#### Requirement
Collect all lines below with the string "name".

#### Dataset content
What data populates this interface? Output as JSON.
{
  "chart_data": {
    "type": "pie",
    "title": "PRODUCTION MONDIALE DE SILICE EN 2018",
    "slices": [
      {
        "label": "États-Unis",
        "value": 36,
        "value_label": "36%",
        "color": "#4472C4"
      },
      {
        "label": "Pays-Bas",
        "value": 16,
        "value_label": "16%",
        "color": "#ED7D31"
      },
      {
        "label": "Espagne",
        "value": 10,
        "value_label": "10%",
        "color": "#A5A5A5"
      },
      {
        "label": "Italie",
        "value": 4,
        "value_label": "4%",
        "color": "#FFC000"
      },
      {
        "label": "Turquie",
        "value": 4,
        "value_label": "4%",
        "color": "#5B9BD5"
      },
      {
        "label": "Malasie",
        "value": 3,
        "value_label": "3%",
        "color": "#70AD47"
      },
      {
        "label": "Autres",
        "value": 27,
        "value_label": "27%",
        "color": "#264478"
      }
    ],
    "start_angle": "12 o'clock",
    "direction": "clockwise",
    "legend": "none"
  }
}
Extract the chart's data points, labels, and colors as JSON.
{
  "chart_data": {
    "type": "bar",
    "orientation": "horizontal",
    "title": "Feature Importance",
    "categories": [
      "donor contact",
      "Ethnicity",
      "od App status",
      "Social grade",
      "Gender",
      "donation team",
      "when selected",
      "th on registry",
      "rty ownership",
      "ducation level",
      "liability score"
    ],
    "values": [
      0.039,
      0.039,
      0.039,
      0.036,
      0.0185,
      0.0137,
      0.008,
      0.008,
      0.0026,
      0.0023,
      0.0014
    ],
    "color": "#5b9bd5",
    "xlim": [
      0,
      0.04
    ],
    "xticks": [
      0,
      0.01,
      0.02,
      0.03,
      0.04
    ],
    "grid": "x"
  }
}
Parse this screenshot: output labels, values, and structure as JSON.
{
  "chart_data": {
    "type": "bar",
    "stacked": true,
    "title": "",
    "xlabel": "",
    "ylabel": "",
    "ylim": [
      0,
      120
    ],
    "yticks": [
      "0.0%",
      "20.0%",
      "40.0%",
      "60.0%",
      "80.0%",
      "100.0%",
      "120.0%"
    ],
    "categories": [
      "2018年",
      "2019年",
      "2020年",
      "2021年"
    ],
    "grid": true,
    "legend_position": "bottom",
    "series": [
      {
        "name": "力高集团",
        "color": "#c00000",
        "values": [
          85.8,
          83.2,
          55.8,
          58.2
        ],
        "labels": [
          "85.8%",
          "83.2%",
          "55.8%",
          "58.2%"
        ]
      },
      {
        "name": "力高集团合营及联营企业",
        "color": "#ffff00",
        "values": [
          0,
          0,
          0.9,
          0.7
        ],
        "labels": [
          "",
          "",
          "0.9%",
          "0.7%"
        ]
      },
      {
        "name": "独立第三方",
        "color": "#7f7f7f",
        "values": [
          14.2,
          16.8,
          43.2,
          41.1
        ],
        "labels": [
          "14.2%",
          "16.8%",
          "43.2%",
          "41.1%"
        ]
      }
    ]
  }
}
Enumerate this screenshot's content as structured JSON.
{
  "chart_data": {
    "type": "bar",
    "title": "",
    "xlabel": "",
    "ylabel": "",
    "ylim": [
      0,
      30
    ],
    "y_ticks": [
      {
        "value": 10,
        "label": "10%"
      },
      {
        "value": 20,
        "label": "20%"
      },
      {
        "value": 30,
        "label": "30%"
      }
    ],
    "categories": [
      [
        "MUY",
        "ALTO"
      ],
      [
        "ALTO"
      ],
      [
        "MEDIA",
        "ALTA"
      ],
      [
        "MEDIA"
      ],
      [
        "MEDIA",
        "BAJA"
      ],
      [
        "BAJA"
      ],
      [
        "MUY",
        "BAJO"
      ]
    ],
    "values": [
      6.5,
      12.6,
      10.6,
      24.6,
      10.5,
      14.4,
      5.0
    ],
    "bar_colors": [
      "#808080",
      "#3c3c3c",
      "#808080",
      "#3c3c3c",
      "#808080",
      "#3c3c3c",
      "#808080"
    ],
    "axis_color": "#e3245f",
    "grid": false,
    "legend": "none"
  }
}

#### Written response
        "name": "力高集团",
        "name": "力高集团合营及联营企业",
        "name": "独立第三方",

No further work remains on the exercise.